• STATED EXERCISE A:
Please reproduce the passage of the C structs tutorial between "When we define" and "that both work.", inclusive.
• STATED EXERCISE B:
Answer these questions from the C structs tutorial:
(i) What are the variables added to a struct often called?
(ii) Which accessor must be used with a pointer to a struct?
(iii) What is required at the end of a struct definition?

***** READING TEXT *****

Structs
On this page: Accessors, Structs and Functions, Good Practices, Typedef
So far we have been able to create individual variables and arrays that contain multiples of the same type of variable. Sometimes it is handy to group different variables together because we use them to accomplish a certain task or they are related in some way. Structs, or structures, are the way we create groups of variables in C.
When we define a struct we are essentially creating a blueprint for how we want the variables to be grouped together. The variables that we add to our structs are often called fields or members. Let's look at an example:
struct data {
int a;
char b;
char string[20];
};
We first start with the struct keyword followed by the name our of struct. In this case I've called it 'data' but we could call it anything we'd like. This is followed by the variables that we would like have grouped together. Notice how the variables do not need to be the same type. This makes structures a little more flexible for moving data around than arrays provided we know in advance what we're using the structure for. Here's another example that may be familiar to people who have used the Unity or Godot game engines:
struct Vector3 // I intentionally changed the curly brace position here to demonstrate that both work.
{
double x;
double y;
double z;
}; // Notice that a semicolon is required at the end of a struct definition.
Once we've created our blueprint we still need to create a variable which will contain our struct.
struct Vector3 {
double x;
double y;
double z;
}
int main() {
struct Vector3 var;
/* ... */
return 0;
}
The struct Vector3 var is where we created a variable called var (creative, I know) with a type of struct Vector3. Whenever we use structs in C we have to use the struct
keyword to let the compiler know what's going on. That is, unless we use the typedef keyword, which I will cover in a moment.
Accessors
Once we've created our struct we need to be able to get access to those variables inside of it.
To do this we use a special symbol called an accessor. In most languages the accessor is represented by the . character and this true of C.
Let's see how it looks:
int main() {
struct Vector3 var; // At this point all of the variables in var are
// garbage values so we need to set them to something
var.x = 1.0;
var.y = 2.0;
var.z = 3.0;
/* ... */
return 0;
}
After doing this each of the struct's fields are set to their new values. When we access the variables using . we can interact with them as if they were ordinary variables.
It's also possible to have multiple variables as the same type of struct:
struct Vector3 var; // struct 1
struct Vector3 var_2; // struct 2
var1.x = 150.0;
var2.x = 10.0;
We could even create an array of structs like we can with any other type: struct Vector3 struct_arr[10];. Here I created an array of 10 Vector3 structs. We can access them like so:
struct_arr[2].x = 10.0; // Accessing the x field in the third Vector3 in the array.The -> Accessor
This only matters when we get to pointers but if we have a pointer to a struct, the . accessor will not work on the pointer. Instead we have to use ->, like so:
struct Vector3 *p_var;
p_var->x = 10.0;
There is no particularly good reason for this apart from making it obvious that we're working with a pointer. Otherwise it's just a layer of confusion on top of structs.

***** DATA LINES *****

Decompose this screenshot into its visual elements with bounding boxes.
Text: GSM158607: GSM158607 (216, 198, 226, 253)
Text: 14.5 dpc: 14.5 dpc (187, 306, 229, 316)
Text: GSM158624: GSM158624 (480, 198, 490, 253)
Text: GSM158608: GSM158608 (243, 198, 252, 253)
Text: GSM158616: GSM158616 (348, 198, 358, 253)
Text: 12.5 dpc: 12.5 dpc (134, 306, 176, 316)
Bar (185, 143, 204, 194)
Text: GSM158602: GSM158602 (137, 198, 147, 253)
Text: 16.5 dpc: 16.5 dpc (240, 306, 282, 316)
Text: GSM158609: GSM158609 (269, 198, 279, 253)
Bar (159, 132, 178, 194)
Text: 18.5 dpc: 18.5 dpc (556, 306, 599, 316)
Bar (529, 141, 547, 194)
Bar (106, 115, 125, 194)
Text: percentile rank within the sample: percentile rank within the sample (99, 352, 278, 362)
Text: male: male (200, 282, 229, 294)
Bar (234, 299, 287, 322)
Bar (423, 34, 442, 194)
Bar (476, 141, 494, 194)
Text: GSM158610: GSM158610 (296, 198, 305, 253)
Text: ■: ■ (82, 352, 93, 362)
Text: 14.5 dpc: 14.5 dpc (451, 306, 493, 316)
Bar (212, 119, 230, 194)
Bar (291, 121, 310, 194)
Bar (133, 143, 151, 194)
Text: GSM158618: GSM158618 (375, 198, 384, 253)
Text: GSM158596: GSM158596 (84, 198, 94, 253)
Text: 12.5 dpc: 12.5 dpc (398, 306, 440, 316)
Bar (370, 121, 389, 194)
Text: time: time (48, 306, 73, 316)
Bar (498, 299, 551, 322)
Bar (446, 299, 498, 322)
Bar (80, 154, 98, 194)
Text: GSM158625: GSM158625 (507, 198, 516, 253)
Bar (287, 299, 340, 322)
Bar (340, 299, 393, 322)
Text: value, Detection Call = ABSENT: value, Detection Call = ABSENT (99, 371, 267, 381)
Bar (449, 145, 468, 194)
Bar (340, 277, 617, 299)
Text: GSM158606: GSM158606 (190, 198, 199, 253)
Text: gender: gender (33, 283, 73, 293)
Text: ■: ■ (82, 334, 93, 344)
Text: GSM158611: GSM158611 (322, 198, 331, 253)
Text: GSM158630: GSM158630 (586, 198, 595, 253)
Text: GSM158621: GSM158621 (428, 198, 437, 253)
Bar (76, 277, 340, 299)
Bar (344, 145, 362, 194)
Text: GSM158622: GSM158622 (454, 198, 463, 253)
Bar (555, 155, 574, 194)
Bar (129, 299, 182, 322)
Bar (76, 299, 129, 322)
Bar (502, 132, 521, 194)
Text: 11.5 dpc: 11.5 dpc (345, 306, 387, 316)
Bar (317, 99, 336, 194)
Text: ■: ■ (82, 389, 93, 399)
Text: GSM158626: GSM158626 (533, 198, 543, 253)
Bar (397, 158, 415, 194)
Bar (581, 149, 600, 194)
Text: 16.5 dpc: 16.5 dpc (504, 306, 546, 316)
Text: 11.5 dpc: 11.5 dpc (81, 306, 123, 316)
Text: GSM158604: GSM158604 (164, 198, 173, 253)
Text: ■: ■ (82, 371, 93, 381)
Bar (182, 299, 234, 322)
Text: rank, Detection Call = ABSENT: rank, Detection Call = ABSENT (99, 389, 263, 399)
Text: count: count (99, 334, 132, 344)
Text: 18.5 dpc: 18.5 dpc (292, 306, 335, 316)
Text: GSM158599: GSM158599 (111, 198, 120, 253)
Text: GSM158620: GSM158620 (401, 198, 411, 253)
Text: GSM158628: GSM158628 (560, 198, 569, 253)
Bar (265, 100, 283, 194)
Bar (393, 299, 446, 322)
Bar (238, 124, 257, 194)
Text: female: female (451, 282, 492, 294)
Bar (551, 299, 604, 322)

*****

• TASK RESPONSE A:
When we define a struct we are essentially creating a blueprint for how we want the variables to be grouped together. The variables that we add to our structs are often called fields or members. Let's look at an example:
struct data {
int a;
char b;
char string[20];
};
We first start with the struct keyword followed by the name our of struct. In this case I've called it 'data' but we could call it anything we'd like. This is followed by the variables that we would like have grouped together. Notice how the variables do not need to be the same type. This makes structures a little more flexible for moving data around than arrays provided we know in advance what we're using the structure for. Here's another example that may be familiar to people who have used the Unity or Godot game engines:
struct Vector3 // I intentionally changed the curly brace position here to demonstrate that both work.

• TASK RESPONSE B:
(i) Fields or members.
(ii) The -> accessor.
(iii) A semicolon.